(BRIEF) Wherever the word "vergessen" turns up in a line of the entries, copy that line.

(RECORD SET)
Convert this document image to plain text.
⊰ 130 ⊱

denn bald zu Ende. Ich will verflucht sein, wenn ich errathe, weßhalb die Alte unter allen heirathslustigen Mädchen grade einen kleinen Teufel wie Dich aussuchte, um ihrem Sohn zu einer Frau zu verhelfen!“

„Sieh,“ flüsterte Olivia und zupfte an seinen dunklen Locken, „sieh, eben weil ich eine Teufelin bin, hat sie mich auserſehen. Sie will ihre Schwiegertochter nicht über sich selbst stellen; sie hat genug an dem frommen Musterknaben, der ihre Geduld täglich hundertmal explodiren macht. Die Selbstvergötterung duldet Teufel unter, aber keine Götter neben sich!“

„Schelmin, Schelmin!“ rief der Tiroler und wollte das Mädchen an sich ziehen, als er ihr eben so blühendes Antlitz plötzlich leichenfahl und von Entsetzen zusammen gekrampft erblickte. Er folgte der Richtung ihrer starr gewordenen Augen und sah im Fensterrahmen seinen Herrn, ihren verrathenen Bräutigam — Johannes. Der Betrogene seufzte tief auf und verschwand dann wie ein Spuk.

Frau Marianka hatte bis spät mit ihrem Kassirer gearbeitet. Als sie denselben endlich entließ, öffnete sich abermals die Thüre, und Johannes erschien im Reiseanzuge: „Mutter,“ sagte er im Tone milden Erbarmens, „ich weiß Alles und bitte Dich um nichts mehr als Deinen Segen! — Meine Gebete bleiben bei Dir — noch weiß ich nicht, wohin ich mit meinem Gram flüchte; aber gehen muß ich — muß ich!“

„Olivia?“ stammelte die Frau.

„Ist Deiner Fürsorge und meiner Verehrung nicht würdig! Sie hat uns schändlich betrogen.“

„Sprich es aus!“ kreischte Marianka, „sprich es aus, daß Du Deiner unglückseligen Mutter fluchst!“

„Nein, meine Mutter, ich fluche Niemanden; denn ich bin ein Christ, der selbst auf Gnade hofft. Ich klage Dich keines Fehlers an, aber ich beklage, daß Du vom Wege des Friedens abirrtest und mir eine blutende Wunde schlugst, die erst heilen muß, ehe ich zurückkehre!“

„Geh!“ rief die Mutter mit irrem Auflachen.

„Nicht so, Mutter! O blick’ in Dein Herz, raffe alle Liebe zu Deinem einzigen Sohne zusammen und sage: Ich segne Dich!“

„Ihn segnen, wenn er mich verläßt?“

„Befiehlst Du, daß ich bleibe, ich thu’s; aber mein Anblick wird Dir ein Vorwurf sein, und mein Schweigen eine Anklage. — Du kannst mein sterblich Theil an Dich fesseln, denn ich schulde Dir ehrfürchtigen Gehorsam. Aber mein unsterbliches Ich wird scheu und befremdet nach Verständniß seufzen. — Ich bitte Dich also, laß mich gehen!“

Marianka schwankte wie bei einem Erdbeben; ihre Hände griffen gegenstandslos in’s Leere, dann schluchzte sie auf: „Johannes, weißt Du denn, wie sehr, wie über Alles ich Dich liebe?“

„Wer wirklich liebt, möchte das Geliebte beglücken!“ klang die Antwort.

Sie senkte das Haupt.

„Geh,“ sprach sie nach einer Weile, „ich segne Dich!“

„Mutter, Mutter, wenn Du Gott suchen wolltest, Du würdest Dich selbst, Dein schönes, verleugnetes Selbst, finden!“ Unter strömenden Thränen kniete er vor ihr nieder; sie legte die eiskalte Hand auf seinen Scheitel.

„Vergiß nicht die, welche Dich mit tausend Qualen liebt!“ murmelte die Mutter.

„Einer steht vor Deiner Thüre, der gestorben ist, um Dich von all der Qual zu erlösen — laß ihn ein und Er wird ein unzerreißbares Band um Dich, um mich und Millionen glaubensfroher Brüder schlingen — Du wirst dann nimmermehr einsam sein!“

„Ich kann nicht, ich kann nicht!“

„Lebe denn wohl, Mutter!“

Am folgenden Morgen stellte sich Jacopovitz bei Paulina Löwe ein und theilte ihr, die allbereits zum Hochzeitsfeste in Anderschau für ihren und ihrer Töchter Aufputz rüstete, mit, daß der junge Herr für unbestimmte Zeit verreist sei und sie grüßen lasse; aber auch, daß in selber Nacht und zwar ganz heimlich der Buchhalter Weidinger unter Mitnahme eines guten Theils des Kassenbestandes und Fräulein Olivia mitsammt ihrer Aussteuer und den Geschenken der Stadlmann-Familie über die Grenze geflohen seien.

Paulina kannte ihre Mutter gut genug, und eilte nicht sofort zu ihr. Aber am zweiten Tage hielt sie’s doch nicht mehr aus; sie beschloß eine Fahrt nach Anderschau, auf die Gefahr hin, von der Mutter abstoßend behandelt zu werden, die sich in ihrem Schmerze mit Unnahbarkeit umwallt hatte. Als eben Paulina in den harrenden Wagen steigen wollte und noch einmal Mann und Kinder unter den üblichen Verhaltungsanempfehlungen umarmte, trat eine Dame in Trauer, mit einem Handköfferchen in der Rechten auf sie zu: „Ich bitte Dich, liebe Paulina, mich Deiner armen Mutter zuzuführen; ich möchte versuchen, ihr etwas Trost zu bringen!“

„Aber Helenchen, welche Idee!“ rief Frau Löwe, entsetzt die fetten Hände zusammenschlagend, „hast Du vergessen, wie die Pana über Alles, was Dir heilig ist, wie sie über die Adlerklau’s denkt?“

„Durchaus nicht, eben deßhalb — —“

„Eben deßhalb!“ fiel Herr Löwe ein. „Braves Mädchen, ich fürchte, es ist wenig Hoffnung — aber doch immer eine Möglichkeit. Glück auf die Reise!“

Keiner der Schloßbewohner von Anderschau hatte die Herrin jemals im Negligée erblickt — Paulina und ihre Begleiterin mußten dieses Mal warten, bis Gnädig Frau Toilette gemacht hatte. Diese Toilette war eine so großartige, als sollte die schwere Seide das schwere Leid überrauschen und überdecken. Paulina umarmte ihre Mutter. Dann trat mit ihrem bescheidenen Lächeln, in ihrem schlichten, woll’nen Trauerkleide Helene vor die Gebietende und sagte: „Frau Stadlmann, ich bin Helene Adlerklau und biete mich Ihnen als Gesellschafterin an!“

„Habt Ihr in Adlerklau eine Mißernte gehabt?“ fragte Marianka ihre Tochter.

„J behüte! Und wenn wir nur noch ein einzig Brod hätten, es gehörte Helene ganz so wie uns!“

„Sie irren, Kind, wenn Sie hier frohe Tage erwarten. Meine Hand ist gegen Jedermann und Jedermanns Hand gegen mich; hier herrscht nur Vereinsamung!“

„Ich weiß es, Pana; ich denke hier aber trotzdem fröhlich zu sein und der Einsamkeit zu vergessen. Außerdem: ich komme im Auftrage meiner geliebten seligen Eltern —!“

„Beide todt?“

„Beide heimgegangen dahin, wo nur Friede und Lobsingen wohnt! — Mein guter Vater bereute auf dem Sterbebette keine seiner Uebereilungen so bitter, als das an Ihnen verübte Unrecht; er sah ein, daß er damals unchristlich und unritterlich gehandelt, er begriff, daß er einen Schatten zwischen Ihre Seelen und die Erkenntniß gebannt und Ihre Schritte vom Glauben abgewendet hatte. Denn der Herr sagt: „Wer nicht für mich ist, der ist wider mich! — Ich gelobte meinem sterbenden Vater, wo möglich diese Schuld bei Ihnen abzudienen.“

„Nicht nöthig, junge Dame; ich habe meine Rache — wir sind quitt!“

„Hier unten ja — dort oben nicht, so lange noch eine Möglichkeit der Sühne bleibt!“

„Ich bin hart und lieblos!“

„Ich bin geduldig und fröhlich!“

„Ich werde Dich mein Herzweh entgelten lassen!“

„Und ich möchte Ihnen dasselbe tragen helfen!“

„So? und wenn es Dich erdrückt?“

---

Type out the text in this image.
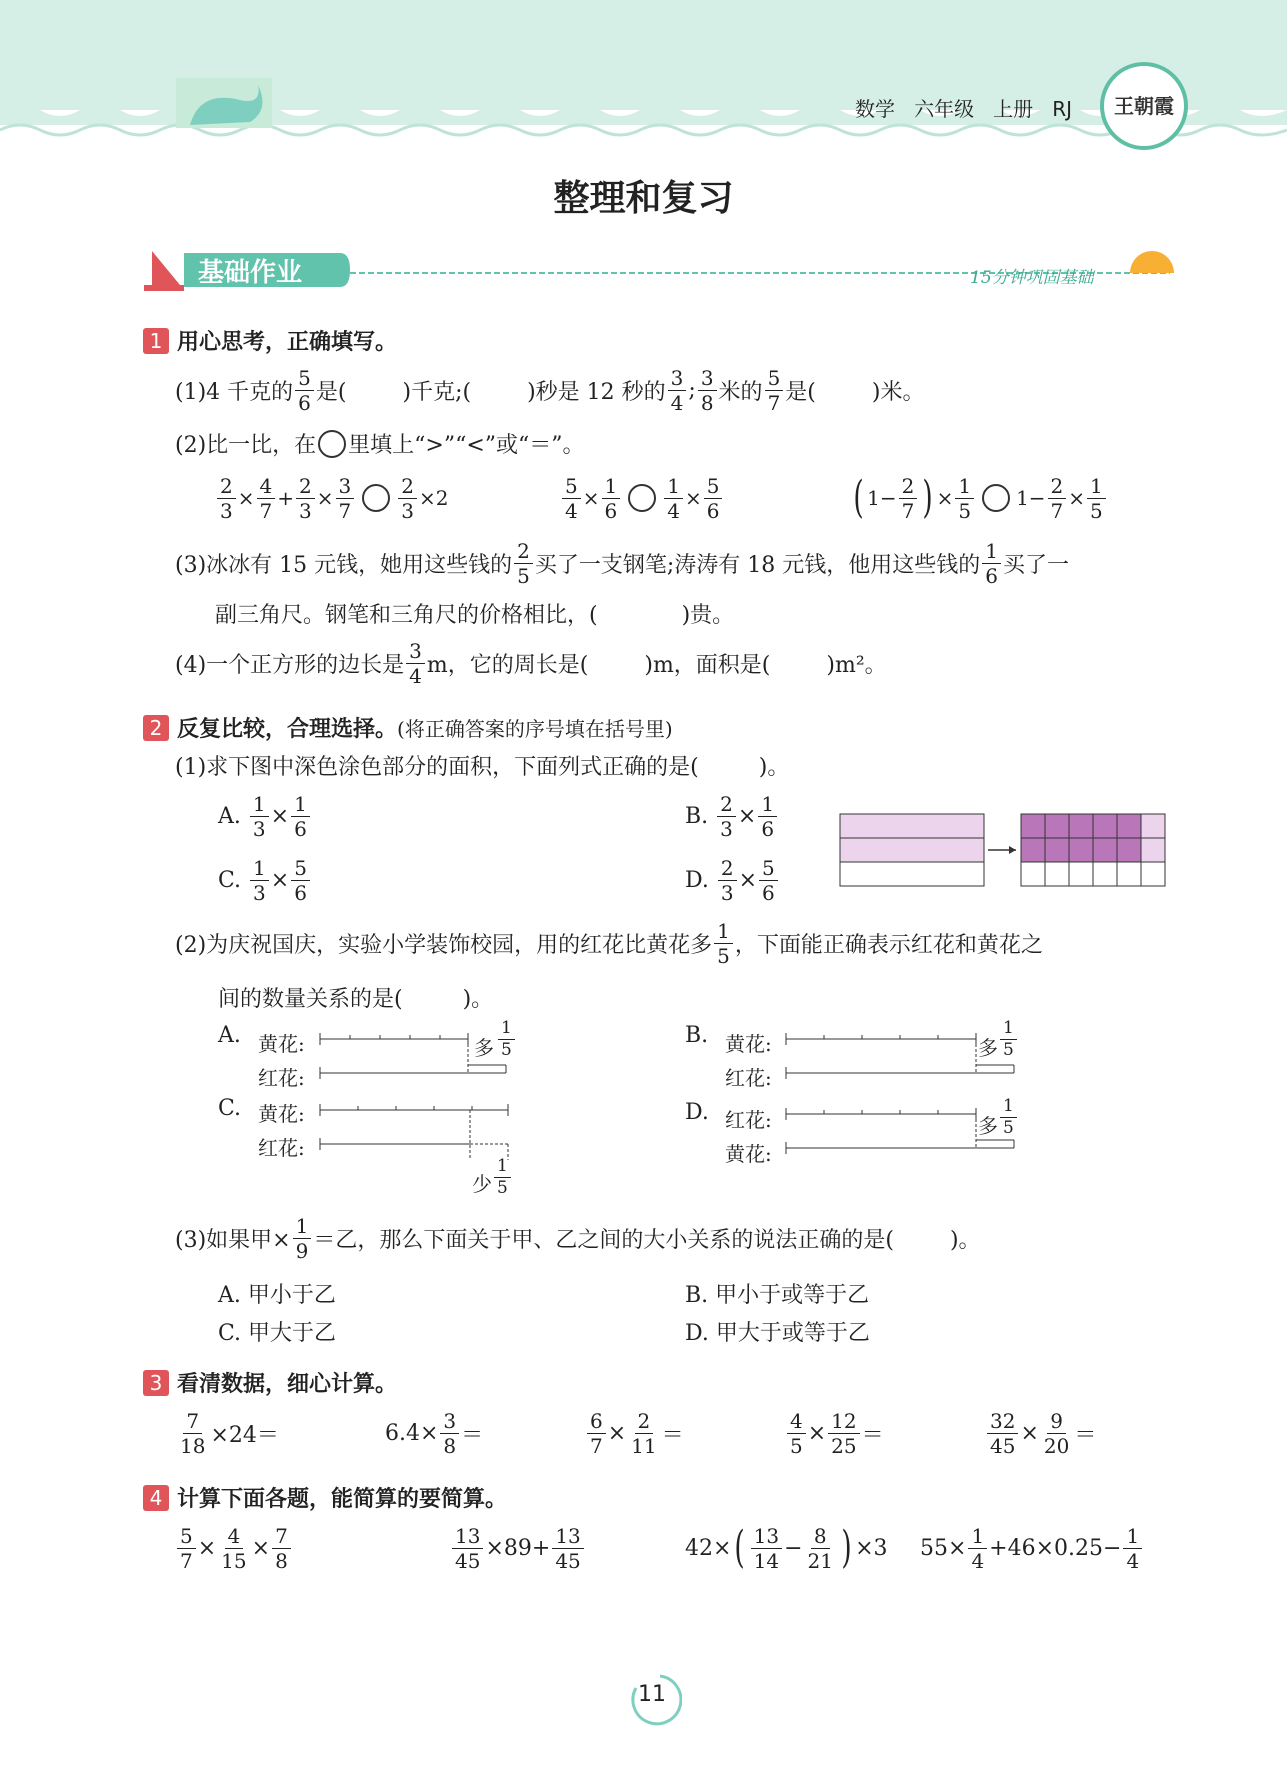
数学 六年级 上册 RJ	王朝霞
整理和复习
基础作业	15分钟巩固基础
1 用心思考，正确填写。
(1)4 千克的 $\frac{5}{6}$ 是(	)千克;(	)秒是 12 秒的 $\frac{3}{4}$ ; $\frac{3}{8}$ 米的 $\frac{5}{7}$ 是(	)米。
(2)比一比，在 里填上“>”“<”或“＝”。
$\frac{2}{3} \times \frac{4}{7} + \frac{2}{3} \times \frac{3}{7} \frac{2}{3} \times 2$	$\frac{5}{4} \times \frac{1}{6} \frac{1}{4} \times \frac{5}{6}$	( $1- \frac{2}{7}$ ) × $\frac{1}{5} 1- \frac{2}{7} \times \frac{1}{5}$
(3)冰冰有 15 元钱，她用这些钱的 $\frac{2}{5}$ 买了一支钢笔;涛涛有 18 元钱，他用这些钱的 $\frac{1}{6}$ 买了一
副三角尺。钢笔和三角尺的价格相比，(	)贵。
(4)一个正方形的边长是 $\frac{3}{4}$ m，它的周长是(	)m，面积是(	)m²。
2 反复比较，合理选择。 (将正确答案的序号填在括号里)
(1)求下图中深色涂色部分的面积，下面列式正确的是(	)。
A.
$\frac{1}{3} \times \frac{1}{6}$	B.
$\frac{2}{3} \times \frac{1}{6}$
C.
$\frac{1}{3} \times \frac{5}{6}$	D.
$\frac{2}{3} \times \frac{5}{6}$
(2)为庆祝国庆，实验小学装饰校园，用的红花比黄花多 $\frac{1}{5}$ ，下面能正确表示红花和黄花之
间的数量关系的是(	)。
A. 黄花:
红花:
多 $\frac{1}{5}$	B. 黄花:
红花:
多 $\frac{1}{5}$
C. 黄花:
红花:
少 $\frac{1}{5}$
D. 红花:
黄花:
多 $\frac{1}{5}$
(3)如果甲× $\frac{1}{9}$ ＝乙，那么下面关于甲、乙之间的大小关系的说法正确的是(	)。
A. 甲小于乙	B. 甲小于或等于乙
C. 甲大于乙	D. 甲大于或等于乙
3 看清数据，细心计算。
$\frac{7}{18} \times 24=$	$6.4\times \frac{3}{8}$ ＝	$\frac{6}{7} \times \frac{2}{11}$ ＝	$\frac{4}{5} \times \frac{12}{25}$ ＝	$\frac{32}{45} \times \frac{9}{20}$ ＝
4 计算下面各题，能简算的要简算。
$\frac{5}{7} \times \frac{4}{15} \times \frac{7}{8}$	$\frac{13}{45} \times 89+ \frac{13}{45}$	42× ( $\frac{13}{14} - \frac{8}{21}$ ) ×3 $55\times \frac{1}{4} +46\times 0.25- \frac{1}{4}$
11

(OUTPUT FOR THIS TASK)
„Aber Helenchen, welche Idee!“ rief Frau Löwe, entsetzt die fetten Hände zusammenschlagend, „hast Du vergessen, wie die Pana über Alles, was Dir heilig ist, wie sie über die Adlerklau’s denkt?“
„Ich weiß es, Pana; ich denke hier aber trotzdem fröhlich zu sein und der Einsamkeit zu vergessen. Außerdem: ich komme im Auftrage meiner geliebten seligen Eltern —!“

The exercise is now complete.